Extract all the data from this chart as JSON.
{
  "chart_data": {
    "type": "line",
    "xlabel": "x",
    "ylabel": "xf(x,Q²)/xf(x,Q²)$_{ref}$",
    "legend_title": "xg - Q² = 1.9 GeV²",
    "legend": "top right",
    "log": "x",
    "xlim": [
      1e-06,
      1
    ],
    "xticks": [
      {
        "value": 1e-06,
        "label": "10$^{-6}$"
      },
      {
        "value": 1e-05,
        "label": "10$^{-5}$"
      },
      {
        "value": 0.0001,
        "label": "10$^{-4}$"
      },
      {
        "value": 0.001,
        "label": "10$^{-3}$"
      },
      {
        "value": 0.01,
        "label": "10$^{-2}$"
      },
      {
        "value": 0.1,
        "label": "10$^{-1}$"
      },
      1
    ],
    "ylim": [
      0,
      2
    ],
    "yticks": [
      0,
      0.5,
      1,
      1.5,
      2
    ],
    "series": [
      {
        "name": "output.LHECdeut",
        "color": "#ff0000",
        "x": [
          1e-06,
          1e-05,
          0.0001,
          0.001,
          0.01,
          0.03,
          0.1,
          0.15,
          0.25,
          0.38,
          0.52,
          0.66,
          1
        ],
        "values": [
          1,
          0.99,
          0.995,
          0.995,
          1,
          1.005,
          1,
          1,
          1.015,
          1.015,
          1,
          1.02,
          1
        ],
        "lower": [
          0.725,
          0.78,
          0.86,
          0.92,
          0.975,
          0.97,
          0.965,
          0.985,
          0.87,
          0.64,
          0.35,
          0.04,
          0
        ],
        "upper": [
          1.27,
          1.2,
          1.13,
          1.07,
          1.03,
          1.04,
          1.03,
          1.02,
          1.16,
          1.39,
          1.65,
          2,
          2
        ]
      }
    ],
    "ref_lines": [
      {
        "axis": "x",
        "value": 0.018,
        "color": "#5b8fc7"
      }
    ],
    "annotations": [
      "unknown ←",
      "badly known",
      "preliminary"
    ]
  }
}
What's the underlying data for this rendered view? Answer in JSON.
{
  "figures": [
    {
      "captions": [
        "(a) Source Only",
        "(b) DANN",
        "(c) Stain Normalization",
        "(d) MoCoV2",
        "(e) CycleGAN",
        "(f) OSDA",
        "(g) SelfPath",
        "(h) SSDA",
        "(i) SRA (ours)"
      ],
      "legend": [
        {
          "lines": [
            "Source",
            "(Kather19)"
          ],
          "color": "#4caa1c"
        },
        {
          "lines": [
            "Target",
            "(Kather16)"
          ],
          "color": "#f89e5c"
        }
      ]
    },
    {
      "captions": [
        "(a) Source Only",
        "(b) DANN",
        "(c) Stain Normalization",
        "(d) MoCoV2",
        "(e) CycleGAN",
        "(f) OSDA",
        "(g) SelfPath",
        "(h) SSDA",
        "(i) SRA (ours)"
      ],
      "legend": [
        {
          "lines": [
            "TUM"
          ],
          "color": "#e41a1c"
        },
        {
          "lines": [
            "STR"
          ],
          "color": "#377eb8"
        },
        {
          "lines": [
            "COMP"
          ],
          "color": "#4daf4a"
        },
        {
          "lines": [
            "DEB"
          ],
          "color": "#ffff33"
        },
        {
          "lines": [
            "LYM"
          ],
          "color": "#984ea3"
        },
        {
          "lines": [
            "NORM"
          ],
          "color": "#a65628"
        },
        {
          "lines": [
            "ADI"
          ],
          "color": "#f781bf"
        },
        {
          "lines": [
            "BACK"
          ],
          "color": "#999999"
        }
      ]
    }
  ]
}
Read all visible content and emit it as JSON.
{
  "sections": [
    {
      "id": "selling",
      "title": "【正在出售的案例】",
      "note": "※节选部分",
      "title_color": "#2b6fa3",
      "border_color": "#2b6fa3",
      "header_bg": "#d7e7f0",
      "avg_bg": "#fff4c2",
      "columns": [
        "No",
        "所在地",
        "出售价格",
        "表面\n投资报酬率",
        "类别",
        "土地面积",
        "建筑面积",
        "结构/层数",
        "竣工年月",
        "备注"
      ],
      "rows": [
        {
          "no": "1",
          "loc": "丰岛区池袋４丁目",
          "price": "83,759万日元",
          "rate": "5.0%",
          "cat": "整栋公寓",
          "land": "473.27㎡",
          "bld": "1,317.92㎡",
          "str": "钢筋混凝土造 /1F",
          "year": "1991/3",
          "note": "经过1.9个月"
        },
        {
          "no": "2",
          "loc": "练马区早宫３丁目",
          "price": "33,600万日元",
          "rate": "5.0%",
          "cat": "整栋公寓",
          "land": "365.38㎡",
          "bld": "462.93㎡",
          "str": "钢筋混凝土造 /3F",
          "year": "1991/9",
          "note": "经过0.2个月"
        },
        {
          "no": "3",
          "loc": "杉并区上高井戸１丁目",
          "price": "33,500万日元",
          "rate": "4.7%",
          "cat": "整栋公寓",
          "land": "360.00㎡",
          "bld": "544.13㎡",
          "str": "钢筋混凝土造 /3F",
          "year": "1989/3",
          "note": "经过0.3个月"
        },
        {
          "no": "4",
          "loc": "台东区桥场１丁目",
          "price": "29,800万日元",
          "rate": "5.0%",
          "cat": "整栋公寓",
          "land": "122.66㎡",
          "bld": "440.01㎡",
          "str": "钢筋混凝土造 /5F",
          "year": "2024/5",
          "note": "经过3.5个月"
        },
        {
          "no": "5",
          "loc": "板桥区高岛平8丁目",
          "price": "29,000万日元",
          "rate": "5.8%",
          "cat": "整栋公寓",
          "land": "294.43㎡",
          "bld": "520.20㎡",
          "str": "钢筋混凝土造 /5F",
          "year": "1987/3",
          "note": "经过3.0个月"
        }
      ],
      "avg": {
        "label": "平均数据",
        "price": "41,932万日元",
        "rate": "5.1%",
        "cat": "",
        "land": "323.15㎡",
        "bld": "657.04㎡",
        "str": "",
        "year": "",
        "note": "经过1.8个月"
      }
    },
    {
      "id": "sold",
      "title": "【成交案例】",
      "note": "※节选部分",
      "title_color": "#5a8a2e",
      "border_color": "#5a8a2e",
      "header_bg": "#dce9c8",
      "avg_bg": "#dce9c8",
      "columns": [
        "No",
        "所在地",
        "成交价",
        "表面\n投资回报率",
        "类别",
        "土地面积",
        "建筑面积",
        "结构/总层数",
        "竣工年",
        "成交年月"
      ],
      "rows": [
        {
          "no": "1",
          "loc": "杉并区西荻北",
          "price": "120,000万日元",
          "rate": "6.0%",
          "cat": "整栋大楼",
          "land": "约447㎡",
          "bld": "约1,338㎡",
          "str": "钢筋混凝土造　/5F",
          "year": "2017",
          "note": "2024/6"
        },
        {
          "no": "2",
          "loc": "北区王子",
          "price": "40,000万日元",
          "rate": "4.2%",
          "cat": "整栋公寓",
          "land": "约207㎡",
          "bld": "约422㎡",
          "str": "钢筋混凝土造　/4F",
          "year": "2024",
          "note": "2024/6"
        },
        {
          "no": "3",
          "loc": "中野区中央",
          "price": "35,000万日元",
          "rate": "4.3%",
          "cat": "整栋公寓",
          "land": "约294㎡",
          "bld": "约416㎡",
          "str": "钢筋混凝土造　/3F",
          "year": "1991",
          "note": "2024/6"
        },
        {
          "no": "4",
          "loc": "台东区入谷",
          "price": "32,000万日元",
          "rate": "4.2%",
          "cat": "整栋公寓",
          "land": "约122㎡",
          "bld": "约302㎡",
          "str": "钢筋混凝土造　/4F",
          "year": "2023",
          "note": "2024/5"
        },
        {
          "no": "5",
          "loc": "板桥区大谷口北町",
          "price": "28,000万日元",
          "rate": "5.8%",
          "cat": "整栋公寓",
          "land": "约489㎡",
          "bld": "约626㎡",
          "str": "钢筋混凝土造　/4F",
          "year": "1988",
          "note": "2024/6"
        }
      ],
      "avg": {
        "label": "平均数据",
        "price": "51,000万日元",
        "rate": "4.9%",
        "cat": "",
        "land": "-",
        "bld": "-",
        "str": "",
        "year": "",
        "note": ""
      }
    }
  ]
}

_____

REQUIRED TASK:
Work through the records line by line and tally those holding "price". Reply with the number alone.

RESULT:
12